* STATED PROBLEM
Of the lines in these entries, how many contain the string "rainbow"? Give the number and nothing else.
═════ DATASET CONTENT ═════
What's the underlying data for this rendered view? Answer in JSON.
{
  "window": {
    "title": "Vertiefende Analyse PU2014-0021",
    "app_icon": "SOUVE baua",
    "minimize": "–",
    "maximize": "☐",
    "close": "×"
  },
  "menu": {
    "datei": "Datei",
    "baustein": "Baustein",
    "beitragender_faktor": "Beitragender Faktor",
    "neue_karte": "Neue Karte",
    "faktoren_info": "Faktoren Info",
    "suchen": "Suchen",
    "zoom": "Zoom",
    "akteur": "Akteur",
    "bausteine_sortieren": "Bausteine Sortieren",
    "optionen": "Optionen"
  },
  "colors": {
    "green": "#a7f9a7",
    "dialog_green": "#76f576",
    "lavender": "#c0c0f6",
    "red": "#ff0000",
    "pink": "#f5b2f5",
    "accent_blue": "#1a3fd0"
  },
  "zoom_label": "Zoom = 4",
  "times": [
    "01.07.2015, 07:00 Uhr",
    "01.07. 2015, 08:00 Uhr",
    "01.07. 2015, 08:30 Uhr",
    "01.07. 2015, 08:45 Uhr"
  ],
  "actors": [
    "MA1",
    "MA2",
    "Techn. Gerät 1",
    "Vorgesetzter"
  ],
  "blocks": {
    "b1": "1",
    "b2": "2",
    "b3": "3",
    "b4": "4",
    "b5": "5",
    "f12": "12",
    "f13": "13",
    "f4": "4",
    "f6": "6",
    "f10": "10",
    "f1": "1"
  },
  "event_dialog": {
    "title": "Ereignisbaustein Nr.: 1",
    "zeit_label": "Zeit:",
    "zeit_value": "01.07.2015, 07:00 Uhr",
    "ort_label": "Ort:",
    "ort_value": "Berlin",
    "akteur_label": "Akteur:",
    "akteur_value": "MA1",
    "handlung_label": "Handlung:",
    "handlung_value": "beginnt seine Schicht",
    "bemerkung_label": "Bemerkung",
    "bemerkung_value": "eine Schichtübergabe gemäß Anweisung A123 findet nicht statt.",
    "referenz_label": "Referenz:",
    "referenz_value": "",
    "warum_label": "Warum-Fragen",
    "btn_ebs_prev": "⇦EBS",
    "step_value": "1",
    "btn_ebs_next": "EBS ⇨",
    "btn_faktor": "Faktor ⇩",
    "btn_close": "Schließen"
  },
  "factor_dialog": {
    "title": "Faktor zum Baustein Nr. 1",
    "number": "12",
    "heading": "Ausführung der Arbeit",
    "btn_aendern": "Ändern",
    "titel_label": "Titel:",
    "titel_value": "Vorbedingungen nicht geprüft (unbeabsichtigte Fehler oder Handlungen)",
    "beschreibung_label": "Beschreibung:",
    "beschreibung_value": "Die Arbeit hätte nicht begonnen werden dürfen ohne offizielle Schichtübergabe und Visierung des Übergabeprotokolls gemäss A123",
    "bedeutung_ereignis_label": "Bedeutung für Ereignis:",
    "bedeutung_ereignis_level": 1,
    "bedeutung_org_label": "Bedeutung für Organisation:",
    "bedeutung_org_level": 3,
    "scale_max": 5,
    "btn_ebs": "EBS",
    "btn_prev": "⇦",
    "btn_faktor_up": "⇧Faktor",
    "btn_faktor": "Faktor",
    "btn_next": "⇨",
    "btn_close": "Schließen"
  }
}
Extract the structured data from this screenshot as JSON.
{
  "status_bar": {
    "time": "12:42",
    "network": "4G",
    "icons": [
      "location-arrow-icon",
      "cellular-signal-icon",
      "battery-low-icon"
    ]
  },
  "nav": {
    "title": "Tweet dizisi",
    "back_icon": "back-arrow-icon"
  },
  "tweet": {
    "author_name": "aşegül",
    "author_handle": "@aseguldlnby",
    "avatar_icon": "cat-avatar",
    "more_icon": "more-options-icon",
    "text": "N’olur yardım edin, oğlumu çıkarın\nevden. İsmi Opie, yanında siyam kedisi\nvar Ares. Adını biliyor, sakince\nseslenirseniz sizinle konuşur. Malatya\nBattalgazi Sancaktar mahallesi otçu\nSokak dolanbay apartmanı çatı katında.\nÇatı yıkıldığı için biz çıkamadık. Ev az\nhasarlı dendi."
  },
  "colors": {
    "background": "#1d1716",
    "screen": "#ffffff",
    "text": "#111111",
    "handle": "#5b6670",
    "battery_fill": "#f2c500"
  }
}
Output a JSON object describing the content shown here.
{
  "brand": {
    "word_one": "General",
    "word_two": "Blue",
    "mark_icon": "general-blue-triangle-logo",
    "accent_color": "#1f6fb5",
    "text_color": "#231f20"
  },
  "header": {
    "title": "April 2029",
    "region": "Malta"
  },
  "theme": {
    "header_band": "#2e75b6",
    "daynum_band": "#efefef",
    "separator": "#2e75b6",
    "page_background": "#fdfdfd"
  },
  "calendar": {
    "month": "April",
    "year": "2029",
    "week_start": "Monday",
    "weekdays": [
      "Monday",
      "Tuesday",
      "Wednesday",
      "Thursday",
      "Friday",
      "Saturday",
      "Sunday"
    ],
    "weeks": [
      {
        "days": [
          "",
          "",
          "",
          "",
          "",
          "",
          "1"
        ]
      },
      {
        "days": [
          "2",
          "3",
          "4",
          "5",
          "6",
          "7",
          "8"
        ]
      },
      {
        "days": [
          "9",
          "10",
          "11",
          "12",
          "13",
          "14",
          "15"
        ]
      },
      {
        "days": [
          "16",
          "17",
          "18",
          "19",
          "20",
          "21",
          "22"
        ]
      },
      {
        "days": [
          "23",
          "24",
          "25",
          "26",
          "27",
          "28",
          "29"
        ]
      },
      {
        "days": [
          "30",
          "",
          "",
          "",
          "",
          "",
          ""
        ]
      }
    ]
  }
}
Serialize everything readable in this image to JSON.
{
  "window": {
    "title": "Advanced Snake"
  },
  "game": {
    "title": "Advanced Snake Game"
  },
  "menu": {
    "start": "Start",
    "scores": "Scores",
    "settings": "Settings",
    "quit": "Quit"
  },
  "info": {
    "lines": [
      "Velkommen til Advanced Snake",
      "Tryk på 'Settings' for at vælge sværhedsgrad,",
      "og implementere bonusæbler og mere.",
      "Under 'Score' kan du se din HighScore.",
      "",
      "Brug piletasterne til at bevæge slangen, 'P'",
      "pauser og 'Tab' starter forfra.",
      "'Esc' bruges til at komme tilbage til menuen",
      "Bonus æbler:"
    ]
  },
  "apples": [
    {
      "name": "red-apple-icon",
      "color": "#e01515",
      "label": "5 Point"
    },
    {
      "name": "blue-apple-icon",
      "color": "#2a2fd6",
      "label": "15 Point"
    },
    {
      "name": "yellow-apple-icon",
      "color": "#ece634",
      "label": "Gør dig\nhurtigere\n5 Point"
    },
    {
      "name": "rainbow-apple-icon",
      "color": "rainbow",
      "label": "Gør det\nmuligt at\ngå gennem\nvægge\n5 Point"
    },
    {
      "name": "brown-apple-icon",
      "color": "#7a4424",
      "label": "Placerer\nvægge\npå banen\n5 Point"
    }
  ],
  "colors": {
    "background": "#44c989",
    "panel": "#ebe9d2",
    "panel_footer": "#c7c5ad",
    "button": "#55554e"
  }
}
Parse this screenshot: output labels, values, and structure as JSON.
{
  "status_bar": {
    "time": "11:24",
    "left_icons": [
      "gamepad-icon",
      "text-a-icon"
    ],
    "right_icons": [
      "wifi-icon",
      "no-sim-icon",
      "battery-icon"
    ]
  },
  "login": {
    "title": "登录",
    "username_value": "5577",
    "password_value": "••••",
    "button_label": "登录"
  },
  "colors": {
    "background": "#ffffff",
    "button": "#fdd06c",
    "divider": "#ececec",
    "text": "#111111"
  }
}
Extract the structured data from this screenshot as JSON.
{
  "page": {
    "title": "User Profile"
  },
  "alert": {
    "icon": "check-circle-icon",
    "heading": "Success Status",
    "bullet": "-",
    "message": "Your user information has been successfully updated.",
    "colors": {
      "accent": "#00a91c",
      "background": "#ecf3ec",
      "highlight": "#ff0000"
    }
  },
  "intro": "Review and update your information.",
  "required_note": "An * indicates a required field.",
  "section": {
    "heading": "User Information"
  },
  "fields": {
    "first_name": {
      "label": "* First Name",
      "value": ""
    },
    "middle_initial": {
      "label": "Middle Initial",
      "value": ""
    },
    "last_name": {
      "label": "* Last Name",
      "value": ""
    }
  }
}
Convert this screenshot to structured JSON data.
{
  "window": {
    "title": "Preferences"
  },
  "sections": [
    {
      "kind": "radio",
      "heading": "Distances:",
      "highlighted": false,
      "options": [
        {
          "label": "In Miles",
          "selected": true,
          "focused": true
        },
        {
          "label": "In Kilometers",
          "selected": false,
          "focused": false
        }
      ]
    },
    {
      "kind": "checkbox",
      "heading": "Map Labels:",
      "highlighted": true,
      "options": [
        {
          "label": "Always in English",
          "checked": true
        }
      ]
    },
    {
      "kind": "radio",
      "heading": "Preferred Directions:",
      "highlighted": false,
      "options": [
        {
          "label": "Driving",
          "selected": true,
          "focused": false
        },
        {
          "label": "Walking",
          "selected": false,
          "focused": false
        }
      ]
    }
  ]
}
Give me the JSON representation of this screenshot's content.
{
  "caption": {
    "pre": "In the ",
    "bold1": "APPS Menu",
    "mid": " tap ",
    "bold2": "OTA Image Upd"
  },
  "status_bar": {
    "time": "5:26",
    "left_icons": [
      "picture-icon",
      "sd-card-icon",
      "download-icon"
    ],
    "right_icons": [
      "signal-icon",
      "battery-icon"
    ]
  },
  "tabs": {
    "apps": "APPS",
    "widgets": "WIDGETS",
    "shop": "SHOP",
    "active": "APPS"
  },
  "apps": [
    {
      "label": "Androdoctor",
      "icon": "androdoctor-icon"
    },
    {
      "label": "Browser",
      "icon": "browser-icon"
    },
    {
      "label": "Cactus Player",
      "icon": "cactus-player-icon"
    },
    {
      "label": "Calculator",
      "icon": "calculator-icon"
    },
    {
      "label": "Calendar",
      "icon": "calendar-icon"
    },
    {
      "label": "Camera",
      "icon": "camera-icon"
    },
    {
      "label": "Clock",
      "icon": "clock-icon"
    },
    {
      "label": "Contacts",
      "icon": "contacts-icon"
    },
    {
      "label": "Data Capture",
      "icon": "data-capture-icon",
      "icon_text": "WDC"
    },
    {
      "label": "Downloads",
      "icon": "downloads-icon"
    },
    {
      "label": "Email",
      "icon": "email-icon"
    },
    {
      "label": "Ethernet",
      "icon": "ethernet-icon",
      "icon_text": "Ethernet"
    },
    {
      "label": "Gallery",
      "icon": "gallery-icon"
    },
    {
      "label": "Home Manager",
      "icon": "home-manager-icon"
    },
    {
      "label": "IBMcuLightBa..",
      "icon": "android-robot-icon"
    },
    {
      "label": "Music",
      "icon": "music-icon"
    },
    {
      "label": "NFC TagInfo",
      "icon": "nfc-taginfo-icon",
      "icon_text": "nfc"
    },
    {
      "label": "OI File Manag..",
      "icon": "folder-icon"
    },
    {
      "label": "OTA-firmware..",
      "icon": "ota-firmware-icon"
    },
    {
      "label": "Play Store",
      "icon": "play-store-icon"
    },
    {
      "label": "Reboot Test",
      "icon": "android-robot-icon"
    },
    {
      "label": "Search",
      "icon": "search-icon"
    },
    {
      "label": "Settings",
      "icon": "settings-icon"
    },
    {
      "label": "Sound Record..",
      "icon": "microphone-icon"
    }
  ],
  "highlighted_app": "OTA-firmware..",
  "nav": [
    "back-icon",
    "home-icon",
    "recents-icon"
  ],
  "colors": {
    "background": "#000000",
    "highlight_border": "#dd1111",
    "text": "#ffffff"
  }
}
═════
* EXERCISE SOLUTION
2